— ПРЕДЛОЖЕННЫЙ ТЕКСТ —

* * * * * * * * *

Пастернак в Карачеве
В предыдущем номере «Брянской ТЕМЫ» (№ 9 (71), 2013) была напечатана статья Татьяны Коровушкиной «Тарковский под обоями». Речь в этом материале шла о малоизвестном стихотворении Арсения Александровича Тарковского «Карачев», напечатанном в газете 11-й гвардейской армии «Боевая тревога» 17 августа 1943 года, на второй день после взятия города Карачева Красной армией. Интересно, что это не единственное произведение поэта, написанное на Брянской земле. Равно как и Арсений Александрович не единственный крупный русский поэт, побывавший в Карачеве в тот памятный август 1943 года…
Тарковский на втором Брянске
После взятия Карачева 11-я гвардейская армия не стояла на месте и с боями продвигалась в сторону Брянска. Командовавший тогда 11-й гвардейской генералполковник (с 27 августа 1943 г.) Иван Христофорович Баграмян вспоминал: «В один из дней наступления мне позвонил командующий Брянским фронтом генерал М. М. Попов и сказал:
— Только что получил личное указание Сталина вывести вашу армию в резерв и, сосредоточив в районе Брянска, заняться её укомплектованием и вооружением. Верховный отметил отличные боевые действия войск армии в закончившейся операции и высказал мнение о целесообразности и впредь использовать 11-ю гвардейскую как ударную силу при решении наиболее важных оперативных задач. А пока что пусть гвардейцы как следует отдыхают и готовятся к новым сражениям…».
Отдыхать и готовиться к новым сражениям гвардейцы Баграмяна ко второй половине сентября стали «в прекрасном сосновом бору за станцией „Брянск-2“. Здесь армия находилась до 21–23 октября 1943 года. Как всё это происходило, мне уже довелось рассказывать на страницах «Брянской ТЕМЫ» несколько лет назад в материале «Брянск в сентябре-октябре 1943 года» (читайте на сайте www.tema32.ru № 9 (35), 2010).
Не стоит, видимо, сомневаться, что на 2-м Брянске, среди штабных учреждений армии расположилась и редакция армейской газеты «Боевая тревога», корреспондентом которой был Арсений Тарковский.
Скорее всего, здесь написал Тарковский стихи, которые, несмотря на то что датированы 1943 годом, пришли к читателю гораздо позже. Но зато теперь входят во все собрания стихов этого замечательного поэта. Дело в том, что небольшое брянское стихотворение — не рифмованная победная реляция, а горькие мысли о раненом бойце, выкупившем у войны свою жизнь ценой зрения. Одновременно суровая и милосердная доля комиссованного солдата жутко похожа на гоголевского Вия ( «поднимите мне веки»). Вот как поэт сделал, что называется, зарисовку «пейзажа после битвы»:
Ехал из Брянска в теплушке слепой,
Ехал домой со своею судьбой.

* * * * * * * * *

— ЗАПИСАННЫЕ ДАННЫЕ —
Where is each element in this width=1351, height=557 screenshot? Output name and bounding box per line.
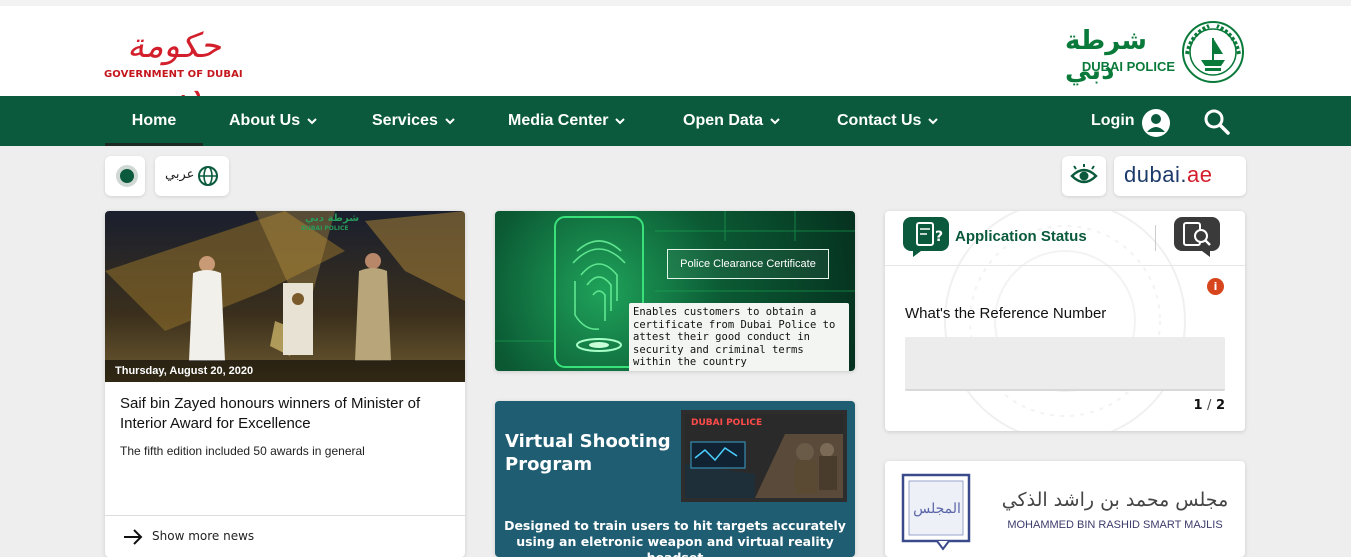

* * * * * * * * *

— ЧТО ТРЕБУЕТСЯ —
Напишите продолжение статьи о Тарковском, начиная сразу после последней приведённой строки. Приведённые данные никак не связаны со статьёй о Тарковском.

— РЕЗУЛЬТАТ ВЫПОЛНЕНИЯ —
Что-то ему говорила она,
Только и слов — слепота и война.
Мол, хорошо, что незряч да убог,
Был бы ты зряч, уцелеть бы не мог.
Немец не тронул, на что ты ему?
Дай-ка на плечи надену суму,
Ту ли худую, пустую суму,
Дай-ка я веки тебе подыму.
Ехал слепой со своею судьбой,
Даром что слеп, а доволен собой.
Такая вот цена Победы… Вернёмся, однако, в Карачев.
Карачевский эпилог «Доктора Живаго»
В самом деле мало кто обращает внимание на то, что действие эпилога одного из самых знаменитых романов ХХ века — «Доктора Живаго» Бориса Леонидовича Пастернака — происходит в занятом Красной армией Карачеве осенью 1943 года. Именно здесь друзья покойного Юрия Андреевича Живаго находят дочь Живаго, состоящую при воинской части «бельёвщицу Таню». Но прежде чем перейти к этому, увенчавшему роман, событию, Борис Леонидович детально изобразил свой «пейзаж после битвы», послевоенный Карачев: «Это было в разрушенном до основания городе Карачеве… Стояла больше месяца не прерывавшаяся ясная и тихая погода жаркой осени. Обданная жаром синего безоблачного неба, чёрная, плодородная земля Брынщины, благословенного края между Орлом и Брянском, смуглела на солнце шоколадно-кофейным отливом.
Город прорезала главная прямая улица, сливавшаяся с трассой большой дороги. С одной стороны её лежали обрушенные дома, превращённые минами в кучи строительного мусора, и вывороченные, расщеплённые и обгорелые деревья сровненных с землею фруктовых садов. По другую сторону, через дорогу, тянулись пустыри, может быть, мало застроенные и раньше, до разгрома города, и более пощажённые пожаром и пороховыми взрывами, потому что здесь нечего было уничтожать.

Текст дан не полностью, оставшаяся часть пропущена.